• Your instructions: Count how many lines of the data below contain the string "label"; the reply should be that number alone.
— start of Data for this exercise —
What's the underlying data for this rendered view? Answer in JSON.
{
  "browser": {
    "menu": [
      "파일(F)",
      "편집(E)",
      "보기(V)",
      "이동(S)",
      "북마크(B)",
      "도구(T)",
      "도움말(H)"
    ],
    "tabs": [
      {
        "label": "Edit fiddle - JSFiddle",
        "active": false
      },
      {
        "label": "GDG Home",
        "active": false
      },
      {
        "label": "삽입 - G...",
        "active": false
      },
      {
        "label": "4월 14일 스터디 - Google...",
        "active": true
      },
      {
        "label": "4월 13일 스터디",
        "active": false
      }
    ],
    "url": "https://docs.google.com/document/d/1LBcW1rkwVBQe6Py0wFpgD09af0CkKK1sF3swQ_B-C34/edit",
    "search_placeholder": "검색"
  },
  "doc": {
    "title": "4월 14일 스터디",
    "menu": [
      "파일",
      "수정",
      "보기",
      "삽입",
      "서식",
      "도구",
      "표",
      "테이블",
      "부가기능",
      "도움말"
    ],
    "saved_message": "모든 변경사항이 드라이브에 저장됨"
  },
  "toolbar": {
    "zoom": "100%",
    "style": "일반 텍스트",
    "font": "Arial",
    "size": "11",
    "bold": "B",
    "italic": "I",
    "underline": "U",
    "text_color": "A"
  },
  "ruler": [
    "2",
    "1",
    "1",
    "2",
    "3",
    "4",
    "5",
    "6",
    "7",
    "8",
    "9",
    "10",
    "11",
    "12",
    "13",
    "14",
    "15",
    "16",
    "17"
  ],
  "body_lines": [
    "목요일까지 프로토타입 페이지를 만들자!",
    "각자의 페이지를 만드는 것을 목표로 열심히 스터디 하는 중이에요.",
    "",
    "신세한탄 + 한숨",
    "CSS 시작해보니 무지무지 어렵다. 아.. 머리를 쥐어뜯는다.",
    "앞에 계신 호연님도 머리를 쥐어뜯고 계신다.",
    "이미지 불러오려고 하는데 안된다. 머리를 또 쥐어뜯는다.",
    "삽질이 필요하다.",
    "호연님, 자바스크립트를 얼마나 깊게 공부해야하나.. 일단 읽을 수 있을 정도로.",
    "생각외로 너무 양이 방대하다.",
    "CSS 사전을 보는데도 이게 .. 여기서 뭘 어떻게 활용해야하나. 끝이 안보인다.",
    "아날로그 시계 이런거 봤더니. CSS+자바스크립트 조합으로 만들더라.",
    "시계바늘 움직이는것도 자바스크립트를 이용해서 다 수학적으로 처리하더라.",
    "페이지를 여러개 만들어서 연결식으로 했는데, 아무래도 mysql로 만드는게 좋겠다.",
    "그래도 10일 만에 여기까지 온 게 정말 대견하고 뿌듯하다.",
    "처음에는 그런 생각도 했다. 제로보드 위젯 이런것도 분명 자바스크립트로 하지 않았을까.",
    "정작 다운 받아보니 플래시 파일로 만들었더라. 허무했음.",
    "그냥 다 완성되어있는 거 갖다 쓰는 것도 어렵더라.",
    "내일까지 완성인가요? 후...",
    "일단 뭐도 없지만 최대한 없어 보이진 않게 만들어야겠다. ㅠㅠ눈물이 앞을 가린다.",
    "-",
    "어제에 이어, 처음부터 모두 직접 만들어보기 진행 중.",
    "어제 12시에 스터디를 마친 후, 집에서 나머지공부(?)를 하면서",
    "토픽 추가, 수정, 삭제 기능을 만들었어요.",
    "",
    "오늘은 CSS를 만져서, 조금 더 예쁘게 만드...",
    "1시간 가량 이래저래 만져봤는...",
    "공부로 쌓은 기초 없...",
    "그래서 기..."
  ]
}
— end of Data for this exercise —
• Result of this exercise: 5